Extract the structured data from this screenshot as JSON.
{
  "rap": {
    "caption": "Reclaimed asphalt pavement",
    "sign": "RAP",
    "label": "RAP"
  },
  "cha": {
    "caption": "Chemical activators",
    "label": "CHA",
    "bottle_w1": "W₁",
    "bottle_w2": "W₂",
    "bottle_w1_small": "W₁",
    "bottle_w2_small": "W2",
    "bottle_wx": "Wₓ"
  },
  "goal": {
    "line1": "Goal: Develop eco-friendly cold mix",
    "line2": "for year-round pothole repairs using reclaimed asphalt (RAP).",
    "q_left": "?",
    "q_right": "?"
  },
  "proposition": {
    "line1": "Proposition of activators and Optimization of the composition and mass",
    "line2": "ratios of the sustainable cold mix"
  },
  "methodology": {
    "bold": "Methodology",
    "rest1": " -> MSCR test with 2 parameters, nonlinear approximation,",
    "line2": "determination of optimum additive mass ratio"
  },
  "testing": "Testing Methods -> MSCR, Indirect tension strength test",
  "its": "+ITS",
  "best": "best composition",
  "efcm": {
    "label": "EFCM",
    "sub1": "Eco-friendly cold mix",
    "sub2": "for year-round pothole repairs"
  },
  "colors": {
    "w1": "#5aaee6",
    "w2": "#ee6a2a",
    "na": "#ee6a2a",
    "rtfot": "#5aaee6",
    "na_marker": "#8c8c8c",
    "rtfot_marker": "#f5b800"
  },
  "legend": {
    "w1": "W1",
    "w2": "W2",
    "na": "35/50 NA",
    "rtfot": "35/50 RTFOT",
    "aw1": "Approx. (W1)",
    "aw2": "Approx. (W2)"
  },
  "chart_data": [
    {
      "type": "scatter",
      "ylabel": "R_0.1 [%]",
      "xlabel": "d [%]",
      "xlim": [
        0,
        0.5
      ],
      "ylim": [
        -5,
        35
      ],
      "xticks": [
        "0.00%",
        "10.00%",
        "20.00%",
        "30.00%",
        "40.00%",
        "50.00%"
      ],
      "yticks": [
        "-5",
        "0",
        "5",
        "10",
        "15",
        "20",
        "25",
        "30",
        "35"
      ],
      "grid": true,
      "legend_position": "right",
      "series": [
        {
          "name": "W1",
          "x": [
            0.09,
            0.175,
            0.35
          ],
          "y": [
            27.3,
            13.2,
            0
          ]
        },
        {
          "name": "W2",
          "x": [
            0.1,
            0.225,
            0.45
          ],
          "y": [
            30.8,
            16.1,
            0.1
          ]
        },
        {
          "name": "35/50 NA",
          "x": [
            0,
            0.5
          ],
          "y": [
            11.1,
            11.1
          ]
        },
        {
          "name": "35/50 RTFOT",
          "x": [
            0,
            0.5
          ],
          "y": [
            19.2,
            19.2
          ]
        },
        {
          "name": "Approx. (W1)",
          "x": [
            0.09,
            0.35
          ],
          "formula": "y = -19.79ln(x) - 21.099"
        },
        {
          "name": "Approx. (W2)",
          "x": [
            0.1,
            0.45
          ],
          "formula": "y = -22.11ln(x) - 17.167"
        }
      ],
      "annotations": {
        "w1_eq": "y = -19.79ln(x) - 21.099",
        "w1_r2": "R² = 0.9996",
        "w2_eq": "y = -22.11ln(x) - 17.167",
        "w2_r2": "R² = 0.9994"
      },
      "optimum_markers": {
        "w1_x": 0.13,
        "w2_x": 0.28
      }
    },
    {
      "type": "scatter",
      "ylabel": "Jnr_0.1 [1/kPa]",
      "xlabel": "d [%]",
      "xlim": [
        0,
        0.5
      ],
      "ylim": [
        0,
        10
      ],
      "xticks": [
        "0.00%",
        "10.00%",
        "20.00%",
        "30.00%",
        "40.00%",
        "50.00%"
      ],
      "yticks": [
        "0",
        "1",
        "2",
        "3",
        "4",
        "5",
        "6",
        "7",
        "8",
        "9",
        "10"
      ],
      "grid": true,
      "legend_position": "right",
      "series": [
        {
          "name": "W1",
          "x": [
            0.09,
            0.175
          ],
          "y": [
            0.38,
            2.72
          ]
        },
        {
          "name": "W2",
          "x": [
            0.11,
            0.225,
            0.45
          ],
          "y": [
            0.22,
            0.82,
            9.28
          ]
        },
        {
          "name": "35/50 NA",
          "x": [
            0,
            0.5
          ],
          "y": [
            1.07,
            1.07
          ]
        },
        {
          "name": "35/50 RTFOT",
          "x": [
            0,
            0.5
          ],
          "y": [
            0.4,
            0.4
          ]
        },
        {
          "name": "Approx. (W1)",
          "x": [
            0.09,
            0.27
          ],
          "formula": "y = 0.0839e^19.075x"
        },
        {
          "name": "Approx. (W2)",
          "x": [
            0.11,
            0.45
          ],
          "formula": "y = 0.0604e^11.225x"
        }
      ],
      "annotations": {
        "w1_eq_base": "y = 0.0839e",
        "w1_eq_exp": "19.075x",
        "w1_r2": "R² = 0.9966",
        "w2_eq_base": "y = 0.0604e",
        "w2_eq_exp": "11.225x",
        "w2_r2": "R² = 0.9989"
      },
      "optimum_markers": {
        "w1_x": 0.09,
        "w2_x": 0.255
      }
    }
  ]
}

#### Problem to work on:
Write out all of the records once more, exactly.

#### Reply:
Extract the structured data from this screenshot as JSON.
{
  "rap": {
    "caption": "Reclaimed asphalt pavement",
    "sign": "RAP",
    "label": "RAP"
  },
  "cha": {
    "caption": "Chemical activators",
    "label": "CHA",
    "bottle_w1": "W₁",
    "bottle_w2": "W₂",
    "bottle_w1_small": "W₁",
    "bottle_w2_small": "W2",
    "bottle_wx": "Wₓ"
  },
  "goal": {
    "line1": "Goal: Develop eco-friendly cold mix",
    "line2": "for year-round pothole repairs using reclaimed asphalt (RAP).",
    "q_left": "?",
    "q_right": "?"
  },
  "proposition": {
    "line1": "Proposition of activators and Optimization of the composition and mass",
    "line2": "ratios of the sustainable cold mix"
  },
  "methodology": {
    "bold": "Methodology",
    "rest1": " -> MSCR test with 2 parameters, nonlinear approximation,",
    "line2": "determination of optimum additive mass ratio"
  },
  "testing": "Testing Methods -> MSCR, Indirect tension strength test",
  "its": "+ITS",
  "best": "best composition",
  "efcm": {
    "label": "EFCM",
    "sub1": "Eco-friendly cold mix",
    "sub2": "for year-round pothole repairs"
  },
  "colors": {
    "w1": "#5aaee6",
    "w2": "#ee6a2a",
    "na": "#ee6a2a",
    "rtfot": "#5aaee6",
    "na_marker": "#8c8c8c",
    "rtfot_marker": "#f5b800"
  },
  "legend": {
    "w1": "W1",
    "w2": "W2",
    "na": "35/50 NA",
    "rtfot": "35/50 RTFOT",
    "aw1": "Approx. (W1)",
    "aw2": "Approx. (W2)"
  },
  "chart_data": [
    {
      "type": "scatter",
      "ylabel": "R_0.1 [%]",
      "xlabel": "d [%]",
      "xlim": [
        0,
        0.5
      ],
      "ylim": [
        -5,
        35
      ],
      "xticks": [
        "0.00%",
        "10.00%",
        "20.00%",
        "30.00%",
        "40.00%",
        "50.00%"
      ],
      "yticks": [
        "-5",
        "0",
        "5",
        "10",
        "15",
        "20",
        "25",
        "30",
        "35"
      ],
      "grid": true,
      "legend_position": "right",
      "series": [
        {
          "name": "W1",
          "x": [
            0.09,
            0.175,
            0.35
          ],
          "y": [
            27.3,
            13.2,
            0
          ]
        },
        {
          "name": "W2",
          "x": [
            0.1,
            0.225,
            0.45
          ],
          "y": [
            30.8,
            16.1,
            0.1
          ]
        },
        {
          "name": "35/50 NA",
          "x": [
            0,
            0.5
          ],
          "y": [
            11.1,
            11.1
          ]
        },
        {
          "name": "35/50 RTFOT",
          "x": [
            0,
            0.5
          ],
          "y": [
            19.2,
            19.2
          ]
        },
        {
          "name": "Approx. (W1)",
          "x": [
            0.09,
            0.35
          ],
          "formula": "y = -19.79ln(x) - 21.099"
        },
        {
          "name": "Approx. (W2)",
          "x": [
            0.1,
            0.45
          ],
          "formula": "y = -22.11ln(x) - 17.167"
        }
      ],
      "annotations": {
        "w1_eq": "y = -19.79ln(x) - 21.099",
        "w1_r2": "R² = 0.9996",
        "w2_eq": "y = -22.11ln(x) - 17.167",
        "w2_r2": "R² = 0.9994"
      },
      "optimum_markers": {
        "w1_x": 0.13,
        "w2_x": 0.28
      }
    },
    {
      "type": "scatter",
      "ylabel": "Jnr_0.1 [1/kPa]",
      "xlabel": "d [%]",
      "xlim": [
        0,
        0.5
      ],
      "ylim": [
        0,
        10
      ],
      "xticks": [
        "0.00%",
        "10.00%",
        "20.00%",
        "30.00%",
        "40.00%",
        "50.00%"
      ],
      "yticks": [
        "0",
        "1",
        "2",
        "3",
        "4",
        "5",
        "6",
        "7",
        "8",
        "9",
        "10"
      ],
      "grid": true,
      "legend_position": "right",
      "series": [
        {
          "name": "W1",
          "x": [
            0.09,
            0.175
          ],
          "y": [
            0.38,
            2.72
          ]
        },
        {
          "name": "W2",
          "x": [
            0.11,
            0.225,
            0.45
          ],
          "y": [
            0.22,
            0.82,
            9.28
          ]
        },
        {
          "name": "35/50 NA",
          "x": [
            0,
            0.5
          ],
          "y": [
            1.07,
            1.07
          ]
        },
        {
          "name": "35/50 RTFOT",
          "x": [
            0,
            0.5
          ],
          "y": [
            0.4,
            0.4
          ]
        },
        {
          "name": "Approx. (W1)",
          "x": [
            0.09,
            0.27
          ],
          "formula": "y = 0.0839e^19.075x"
        },
        {
          "name": "Approx. (W2)",
          "x": [
            0.11,
            0.45
          ],
          "formula": "y = 0.0604e^11.225x"
        }
      ],
      "annotations": {
        "w1_eq_base": "y = 0.0839e",
        "w1_eq_exp": "19.075x",
        "w1_r2": "R² = 0.9966",
        "w2_eq_base": "y = 0.0604e",
        "w2_eq_exp": "11.225x",
        "w2_r2": "R² = 0.9989"
      },
      "optimum_markers": {
        "w1_x": 0.09,
        "w2_x": 0.255
      }
    }
  ]
}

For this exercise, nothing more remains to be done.